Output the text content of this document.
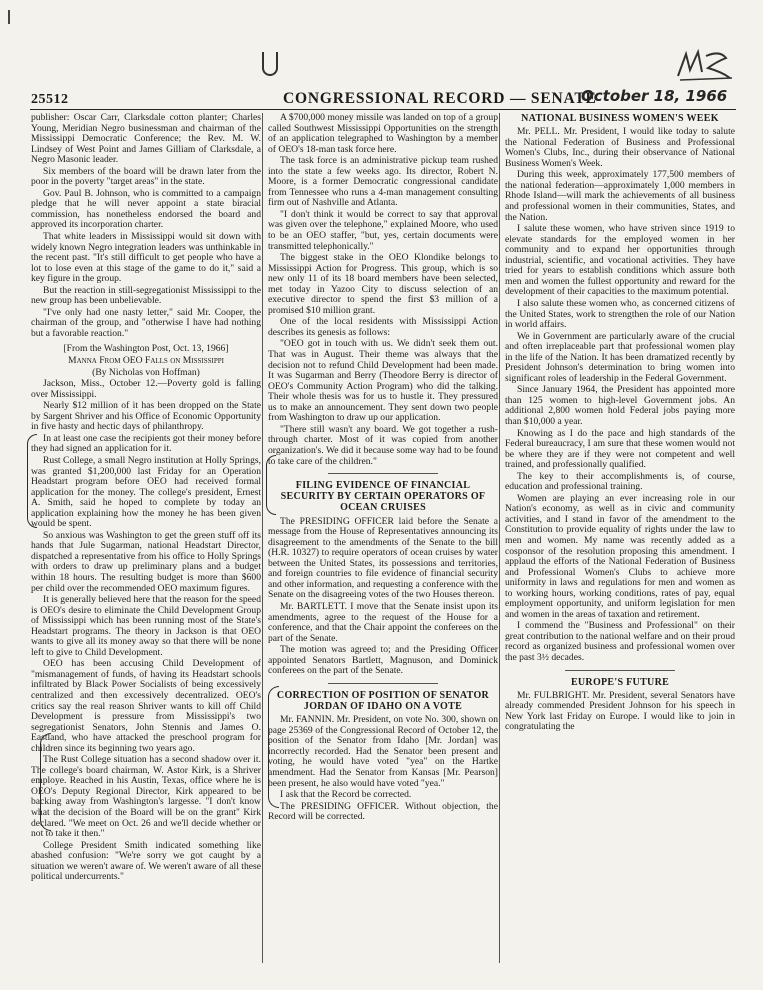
25512	CONGRESSIONAL RECORD — SENATE
October 18, 1966

publisher: Oscar Carr, Clarksdale cotton planter; Charles Young, Meridian Negro businessman and chairman of the Mississippi Democratic Conference; the Rev. M. W. Lindsey of West Point and James Gilliam of Clarksdale, a Negro Masonic leader.

Six members of the board will be drawn later from the poor in the poverty "target areas" in the state.

Gov. Paul B. Johnson, who is committed to a campaign pledge that he will never appoint a state biracial commission, has nonetheless endorsed the board and approved its incorporation charter.

That white leaders in Mississippi would sit down with widely known Negro integration leaders was unthinkable in the recent past. "It's still difficult to get people who have a lot to lose even at this stage of the game to do it," said a key figure in the group.

But the reaction in still-segregationist Mississippi to the new group has been unbelievable.

"I've only had one nasty letter," said Mr. Cooper, the chairman of the group, and "otherwise I have had nothing but a favorable reaction."

[From the Washington Post, Oct. 13, 1966]

Manna From OEO Falls on Mississippi

(By Nicholas von Hoffman)

Jackson, Miss., October 12.—Poverty gold is falling over Mississippi.

Nearly $12 million of it has been dropped on the State by Sargent Shriver and his Office of Economic Opportunity in five hasty and hectic days of philanthropy.

In at least one case the recipients got their money before they had signed an application for it.

Rust College, a small Negro institution at Holly Springs, was granted $1,200,000 last Friday for an Operation Headstart program before OEO had received formal application for the money. The college's president, Ernest A. Smith, said he hoped to complete by today an application explaining how the money he has been given would be spent.

So anxious was Washington to get the green stuff off its hands that Jule Sugarman, national Headstart Director, dispatched a representative from his office to Holly Springs with orders to draw up preliminary plans and a budget within 18 hours. The resulting budget is more than $600 per child over the recommended OEO maximum figures.

It is generally believed here that the reason for the speed is OEO's desire to eliminate the Child Development Group of Mississippi which has been running most of the State's Headstart programs. The theory in Jackson is that OEO wants to give all its money away so that there will be none left to give to Child Development.

OEO has been accusing Child Development of "mismanagement of funds, of having its Headstart schools infiltrated by Black Power Socialists of being excessively centralized and then excessively decentralized. OEO's critics say the real reason Shriver wants to kill off Child Development is pressure from Mississippi's two segregationist Senators, John Stennis and James O. Eastland, who have attacked the preschool program for children since its beginning two years ago.

The Rust College situation has a second shadow over it. The college's board chairman, W. Astor Kirk, is a Shriver employe. Reached in his Austin, Texas, office where he is OEO's Deputy Regional Director, Kirk appeared to be backing away from Washington's largesse. "I don't know what the decision of the Board will be on the grant" Kirk declared. "We meet on Oct. 26 and we'll decide whether or not to take it then."

College President Smith indicated something like abashed confusion: "We're sorry we got caught by a situation we weren't aware of. We weren't aware of all these political undercurrents."

A $700,000 money missile was landed on top of a group called Southwest Mississippi Opportunities on the strength of an application telegraphed to Washington by a member of OEO's 18-man task force here.

The task force is an administrative pickup team rushed into the state a few weeks ago. Its director, Robert N. Moore, is a former Democratic congressional candidate from Tennessee who runs a 4-man management consulting firm out of Nashville and Atlanta.

"I don't think it would be correct to say that approval was given over the telephone," explained Moore, who used to be an OEO staffer, "but, yes, certain documents were transmitted telephonically."

The biggest stake in the OEO Klondike belongs to Mississippi Action for Progress. This group, which is so new only 11 of its 18 board members have been selected, met today in Yazoo City to discuss selection of an executive director to spend the first $3 million of a promised $10 million grant.

One of the local residents with Mississippi Action describes its genesis as follows:

"OEO got in touch with us. We didn't seek them out. That was in August. Their theme was always that the decision not to refund Child Development had been made. It was Sugarman and Berry (Theodore Berry is director of OEO's Community Action Program) who did the talking. Their whole thesis was for us to hustle it. They pressured us to make an announcement. They sent down two people from Washington to draw up our application.

"There still wasn't any board. We got together a rush-through charter. Most of it was copied from another organization's. We did it because some way had to be found to take care of the children."

FILING EVIDENCE OF FINANCIAL SECURITY BY CERTAIN OPERATORS OF OCEAN CRUISES

The PRESIDING OFFICER laid before the Senate a message from the House of Representatives announcing its disagreement to the amendments of the Senate to the bill (H.R. 10327) to require operators of ocean cruises by water between the United States, its possessions and territories, and foreign countries to file evidence of financial security and other information, and requesting a conference with the Senate on the disagreeing votes of the two Houses thereon.

Mr. BARTLETT. I move that the Senate insist upon its amendments, agree to the request of the House for a conference, and that the Chair appoint the conferees on the part of the Senate.

The motion was agreed to; and the Presiding Officer appointed Senators Bartlett, Magnuson, and Dominick conferees on the part of the Senate.

CORRECTION OF POSITION OF SENATOR JORDAN OF IDAHO ON A VOTE

Mr. FANNIN. Mr. President, on vote No. 300, shown on page 25369 of the Congressional Record of October 12, the position of the Senator from Idaho [Mr. Jordan] was incorrectly recorded. Had the Senator been present and voting, he would have voted "yea" on the Hartke amendment. Had the Senator from Kansas [Mr. Pearson] been present, he also would have voted "yea."

I ask that the Record be corrected.

The PRESIDING OFFICER. Without objection, the Record will be corrected.

NATIONAL BUSINESS WOMEN'S WEEK

Mr. PELL. Mr. President, I would like today to salute the National Federation of Business and Professional Women's Clubs, Inc., during their observance of National Business Women's Week.

During this week, approximately 177,500 members of the national federation—approximately 1,000 members in Rhode Island—will mark the achievements of all business and professional women in their communities, States, and the Nation.

I salute these women, who have striven since 1919 to elevate standards for the employed women in her community and to expand her opportunities through industrial, scientific, and vocational activities. They have tried for years to establish conditions which assure both men and women the fullest opportunity and reward for the development of their capacities to the maximum potential.

I also salute these women who, as concerned citizens of the United States, work to strengthen the role of our Nation in world affairs.

We in Government are particularly aware of the crucial and often irreplaceable part that professional women play in the life of the Nation. It has been dramatized recently by President Johnson's determination to bring women into significant roles of leadership in the Federal Government.

Since January 1964, the President has appointed more than 125 women to high-level Government jobs. An additional 2,800 women hold Federal jobs paying more than $10,000 a year.

Knowing as I do the pace and high standards of the Federal bureaucracy, I am sure that these women would not be where they are if they were not competent and well trained, and professionally qualified.

The key to their accomplishments is, of course, education and professional training.

Women are playing an ever increasing role in our Nation's economy, as well as in civic and community activities, and I stand in favor of the amendment to the Constitution to provide equality of rights under the law to men and women. My name was recently added as a cosponsor of the resolution proposing this amendment. I applaud the efforts of the National Federation of Business and Professional Women's Clubs to achieve more uniformity in laws and regulations for men and women as to working hours, working conditions, rates of pay, equal employment opportunity, and uniform legislation for men and women in the areas of taxation and retirement.

I commend the "Business and Professional" on their great contribution to the national welfare and on their proud record as organized business and professional women over the past 3½ decades.

EUROPE'S FUTURE

Mr. FULBRIGHT. Mr. President, several Senators have already commended President Johnson for his speech in New York last Friday on Europe. I would like to join in congratulating the
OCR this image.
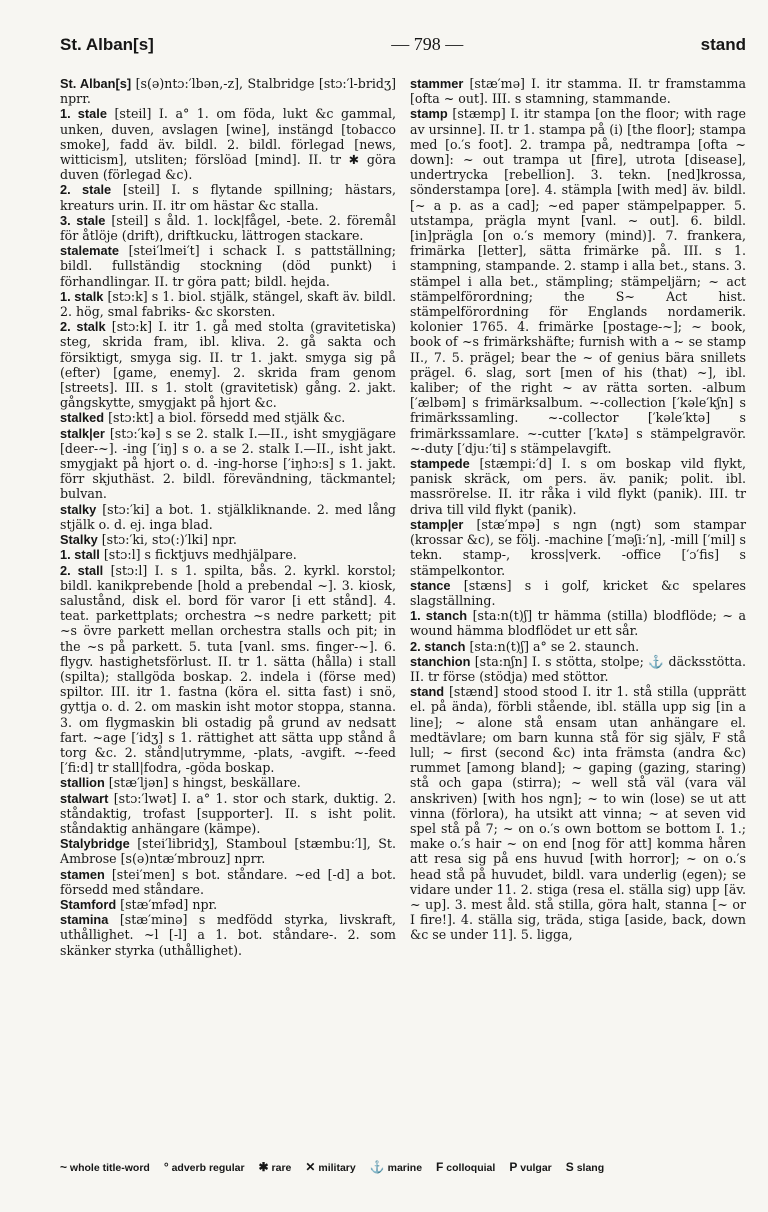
St. Alban[s]	— 798 —	stand

St. Alban[s] [s(ə)ntɔ:′lbən,-z], Stalbridge [stɔ:′l-bridʒ] nprr.

1. stale [steil] I. a° 1. om föda, lukt &c gammal, unken, duven, avslagen [wine], instängd [tobacco smoke], fadd äv. bildl. 2. bildl. förlegad [news, witticism], utsliten; förslöad [mind]. II. tr ✱ göra duven (förlegad &c).

2. stale [steil] I. s flytande spillning; hästars, kreaturs urin. II. itr om hästar &c stalla.

3. stale [steil] s åld. 1. lock|fågel, -bete. 2. föremål för åtlöje (drift), driftkucku, lättrogen stackare.

stalemate [stei′lmei′t] i schack I. s pattställning; bildl. fullständig stockning (död punkt) i förhandlingar. II. tr göra patt; bildl. hejda.

1. stalk [stɔ:k] s 1. biol. stjälk, stängel, skaft äv. bildl. 2. hög, smal fabriks- &c skorsten.

2. stalk [stɔ:k] I. itr 1. gå med stolta (gravitetiska) steg, skrida fram, ibl. kliva. 2. gå sakta och försiktigt, smyga sig. II. tr 1. jakt. smyga sig på (efter) [game, enemy]. 2. skrida fram genom [streets]. III. s 1. stolt (gravitetisk) gång. 2. jakt. gångskytte, smygjakt på hjort &c.

stalked [stɔ:kt] a biol. försedd med stjälk &c.

stalk|er [stɔ:′kə] s se 2. stalk I.—II., isht smygjägare [deer-~]. -ing [′iŋ] s o. a se 2. stalk I.—II., isht jakt. smygjakt på hjort o. d. -ing-horse [′iŋhɔ:s] s 1. jakt. förr skjuthäst. 2. bildl. förevändning, täckmantel; bulvan.

stalky [stɔ:′ki] a bot. 1. stjälkliknande. 2. med lång stjälk o. d. ej. inga blad.

Stalky [stɔ:′ki, stɔ(:)′lki] npr.

1. stall [stɔ:l] s ficktjuvs medhjälpare.

2. stall [stɔ:l] I. s 1. spilta, bås. 2. kyrkl. korstol; bildl. kanikprebende [hold a prebendal ~]. 3. kiosk, salustånd, disk el. bord för varor [i ett stånd]. 4. teat. parkettplats; orchestra ~s nedre parkett; pit ~s övre parkett mellan orchestra stalls och pit; in the ~s på parkett. 5. tuta [vanl. sms. finger-~]. 6. flygv. hastighetsförlust. II. tr 1. sätta (hålla) i stall (spilta); stallgöda boskap. 2. indela i (förse med) spiltor. III. itr 1. fastna (köra el. sitta fast) i snö, gyttja o. d. 2. om maskin isht motor stoppa, stanna. 3. om flygmaskin bli ostadig på grund av nedsatt fart. ~age [′idʒ] s 1. rättighet att sätta upp stånd å torg &c. 2. stånd|utrymme, -plats, -avgift. ~-feed [′fi:d] tr stall|fodra, -göda boskap.

stallion [stæ′ljən] s hingst, beskällare.

stalwart [stɔ:′lwət] I. a° 1. stor och stark, duktig. 2. ståndaktig, trofast [supporter]. II. s isht polit. ståndaktig anhängare (kämpe).

Stalybridge [stei′libridʒ], Stamboul [stæmbu:′l], St. Ambrose [s(ə)ntæ′mbrouz] nprr.

stamen [stei′men] s bot. ståndare. ~ed [-d] a bot. försedd med ståndare.

Stamford [stæ′mfəd] npr.

stamina [stæ′minə] s medfödd styrka, livskraft, uthållighet. ~l [-l] a 1. bot. ståndare-. 2. som skänker styrka (uthållighet).

stammer [stæ′mə] I. itr stamma. II. tr framstamma [ofta ~ out]. III. s stamning, stammande.

stamp [stæmp] I. itr stampa [on the floor; with rage av ursinne]. II. tr 1. stampa på (i) [the floor]; stampa med [o.′s foot]. 2. trampa på, nedtrampa [ofta ~ down]: ~ out trampa ut [fire], utrota [disease], undertrycka [rebellion]. 3. tekn. [ned]krossa, sönderstampa [ore]. 4. stämpla [with med] äv. bildl. [~ a p. as a cad]; ~ed paper stämpelpapper. 5. utstampa, prägla mynt [vanl. ~ out]. 6. bildl. [in]prägla [on o.′s memory (mind)]. 7. frankera, frimärka [letter], sätta frimärke på. III. s 1. stampning, stampande. 2. stamp i alla bet., stans. 3. stämpel i alla bet., stämpling; stämpeljärn; ~ act stämpelförordning; the S~ Act hist. stämpelförordning för Englands nordamerik. kolonier 1765. 4. frimärke [postage-~]; ~ book, book of ~s frimärkshäfte; furnish with a ~ se stamp II., 7. 5. prägel; bear the ~ of genius bära snillets prägel. 6. slag, sort [men of his (that) ~], ibl. kaliber; of the right ~ av rätta sorten. -album [′ælbəm] s frimärksalbum. ~-collection [′kəle′kʃn] s frimärkssamling. ~-collector [′kəle′ktə] s frimärkssamlare. ~-cutter [′kʌtə] s stämpelgravör. ~-duty [′dju:′ti] s stämpelavgift.

stampede [stæmpi:′d] I. s om boskap vild flykt, panisk skräck, om pers. äv. panik; polit. ibl. massrörelse. II. itr råka i vild flykt (panik). III. tr driva till vild flykt (panik).

stamp|er [stæ′mpə] s ngn (ngt) som stampar (krossar &c), se följ. -machine [′məʃi:′n], -mill [′mil] s tekn. stamp-, kross|verk. -office [′ɔ′fis] s stämpelkontor.

stance [stæns] s i golf, kricket &c spelares slagställning.

1. stanch [sta:n(t)ʃ] tr hämma (stilla) blodflöde; ~ a wound hämma blodflödet ur ett sår.

2. stanch [sta:n(t)ʃ] a° se 2. staunch.

stanchion [sta:nʃn] I. s stötta, stolpe; ⚓ däcksstötta. II. tr förse (stödja) med stöttor.

stand [stænd] stood stood I. itr 1. stå stilla (upprätt el. på ända), förbli stående, ibl. ställa upp sig [in a line]; ~ alone stå ensam utan anhängare el. medtävlare; om barn kunna stå för sig själv, F stå lull; ~ first (second &c) inta främsta (andra &c) rummet [among bland]; ~ gaping (gazing, staring) stå och gapa (stirra); ~ well stå väl (vara väl anskriven) [with hos ngn]; ~ to win (lose) se ut att vinna (förlora), ha utsikt att vinna; ~ at seven vid spel stå på 7; ~ on o.′s own bottom se bottom I. 1.; make o.′s hair ~ on end [nog för att] komma håren att resa sig på ens huvud [with horror]; ~ on o.′s head stå på huvudet, bildl. vara underlig (egen); se vidare under 11. 2. stiga (resa el. ställa sig) upp [äv. ~ up]. 3. mest åld. stå stilla, göra halt, stanna [~ or I fire!]. 4. ställa sig, träda, stiga [aside, back, down &c se under 11]. 5. ligga,

~ whole title-word ° adverb regular ✱ rare ✕ military ⚓ marine F colloquial P vulgar S slang
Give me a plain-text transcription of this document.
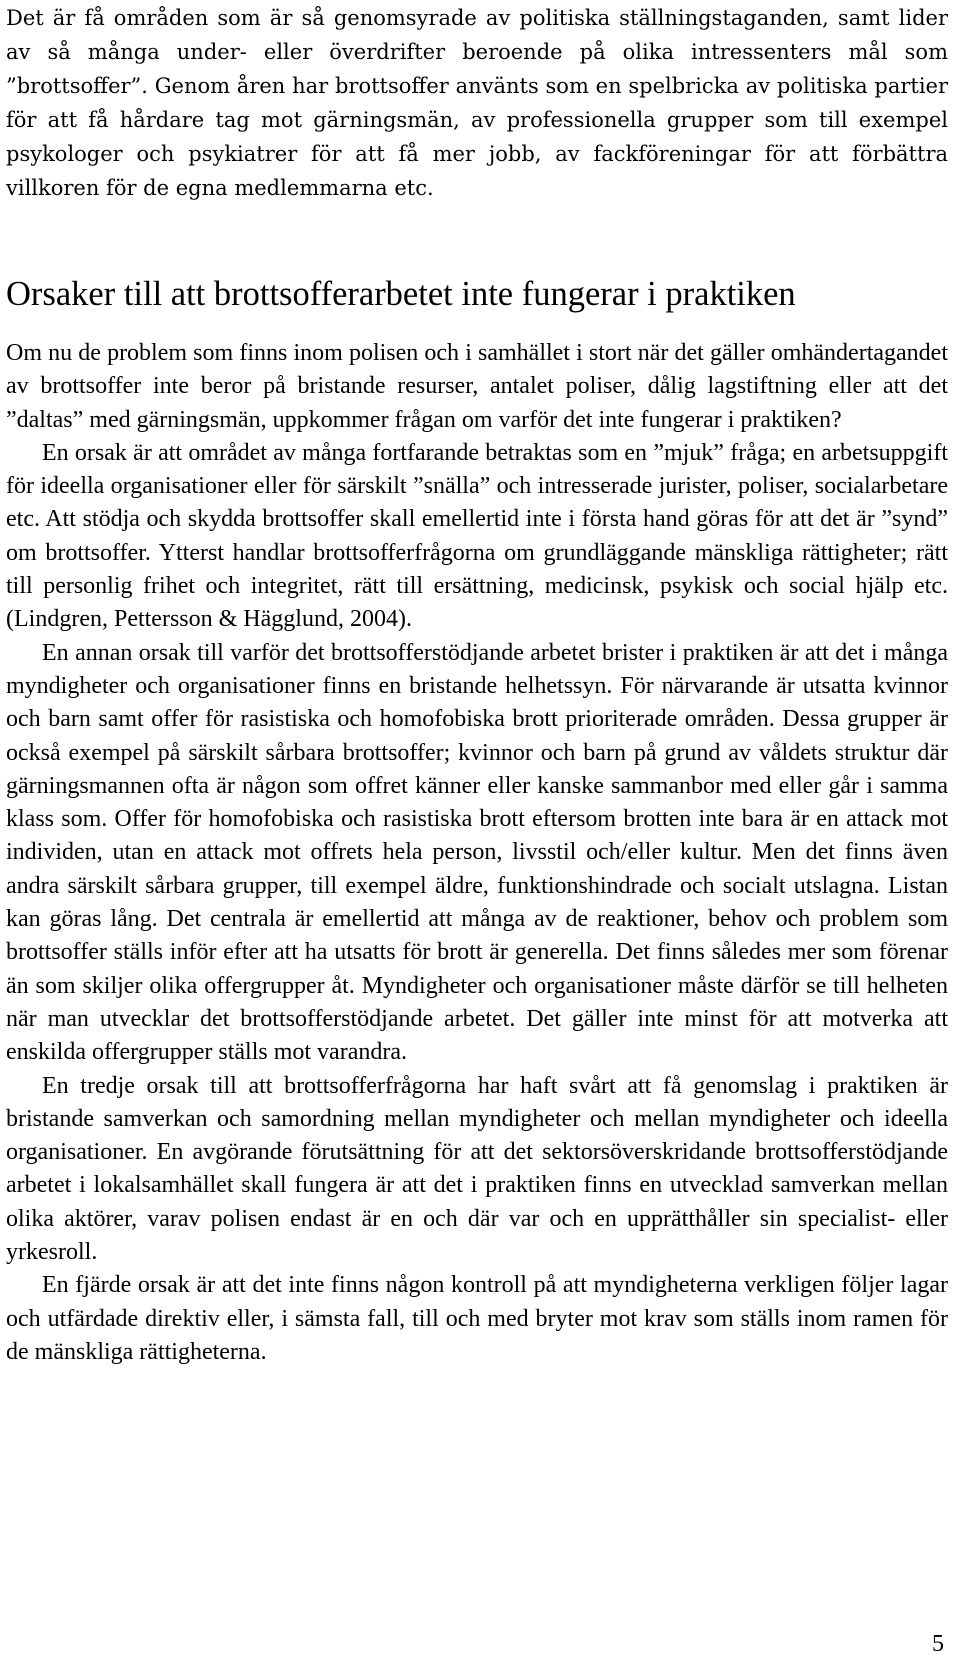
Det är få områden som är så genomsyrade av politiska ställningstaganden, samt lider av så många under- eller överdrifter beroende på olika intressenters mål som ”brottsoffer”. Genom åren har brottsoffer använts som en spelbricka av politiska partier för att få hårdare tag mot gärningsmän, av professionella grupper som till exempel psykologer och psykiatrer för att få mer jobb, av fackföreningar för att förbättra villkoren för de egna medlemmarna etc.

Orsaker till att brottsofferarbetet inte fungerar i praktiken

Om nu de problem som finns inom polisen och i samhället i stort när det gäller omhändertagandet av brottsoffer inte beror på bristande resurser, antalet poliser, dålig lagstiftning eller att det ”daltas” med gärningsmän, uppkommer frågan om varför det inte fungerar i praktiken?

En orsak är att området av många fortfarande betraktas som en ”mjuk” fråga; en arbetsuppgift för ideella organisationer eller för särskilt ”snälla” och intresserade jurister, poliser, socialarbetare etc. Att stödja och skydda brottsoffer skall emellertid inte i första hand göras för att det är ”synd” om brottsoffer. Ytterst handlar brottsofferfrågorna om grundläggande mänskliga rättigheter; rätt till personlig frihet och integritet, rätt till ersättning, medicinsk, psykisk och social hjälp etc. (Lindgren, Pettersson & Hägglund, 2004).

En annan orsak till varför det brottsofferstödjande arbetet brister i praktiken är att det i många myndigheter och organisationer finns en bristande helhetssyn. För närvarande är utsatta kvinnor och barn samt offer för rasistiska och homofobiska brott prioriterade områden. Dessa grupper är också exempel på särskilt sårbara brottsoffer; kvinnor och barn på grund av våldets struktur där gärningsmannen ofta är någon som offret känner eller kanske sammanbor med eller går i samma klass som. Offer för homofobiska och rasistiska brott eftersom brotten inte bara är en attack mot individen, utan en attack mot offrets hela person, livsstil och/eller kultur. Men det finns även andra särskilt sårbara grupper, till exempel äldre, funktionshindrade och socialt utslagna. Listan kan göras lång. Det centrala är emellertid att många av de reaktioner, behov och problem som brottsoffer ställs inför efter att ha utsatts för brott är generella. Det finns således mer som förenar än som skiljer olika offergrupper åt. Myndigheter och organisationer måste därför se till helheten när man utvecklar det brottsofferstödjande arbetet. Det gäller inte minst för att motverka att enskilda offergrupper ställs mot varandra.

En tredje orsak till att brottsofferfrågorna har haft svårt att få genomslag i praktiken är bristande samverkan och samordning mellan myndigheter och mellan myndigheter och ideella organisationer. En avgörande förutsättning för att det sektorsöverskridande brottsofferstödjande arbetet i lokalsamhället skall fungera är att det i praktiken finns en utvecklad samverkan mellan olika aktörer, varav polisen endast är en och där var och en upprätthåller sin specialist- eller yrkesroll.

En fjärde orsak är att det inte finns någon kontroll på att myndigheterna verkligen följer lagar och utfärdade direktiv eller, i sämsta fall, till och med bryter mot krav som ställs inom ramen för de mänskliga rättigheterna.

5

## What the task asks
Filter the listing so that only lines holding the word "College" remain, and copy those lines.

## Exercise output
Rust College, a small Negro institution at Holly Springs, was granted $1,200,000 last Friday for an Operation Headstart program before OEO had received formal application for the money. The college's president, Ernest A. Smith, said he hoped to complete by today an application explaining how the money he has been given would be spent.
The Rust College situation has a second shadow over it. The college's board chairman, W. Astor Kirk, is a Shriver employe. Reached in his Austin, Texas, office where he is OEO's Deputy Regional Director, Kirk appeared to be backing away from Washington's largesse. "I don't know what the decision of the Board will be on the grant" Kirk declared. "We meet on Oct. 26 and we'll decide whether or not to take it then."
College President Smith indicated something like abashed confusion: "We're sorry we got caught by a situation we weren't aware of. We weren't aware of all these political undercurrents."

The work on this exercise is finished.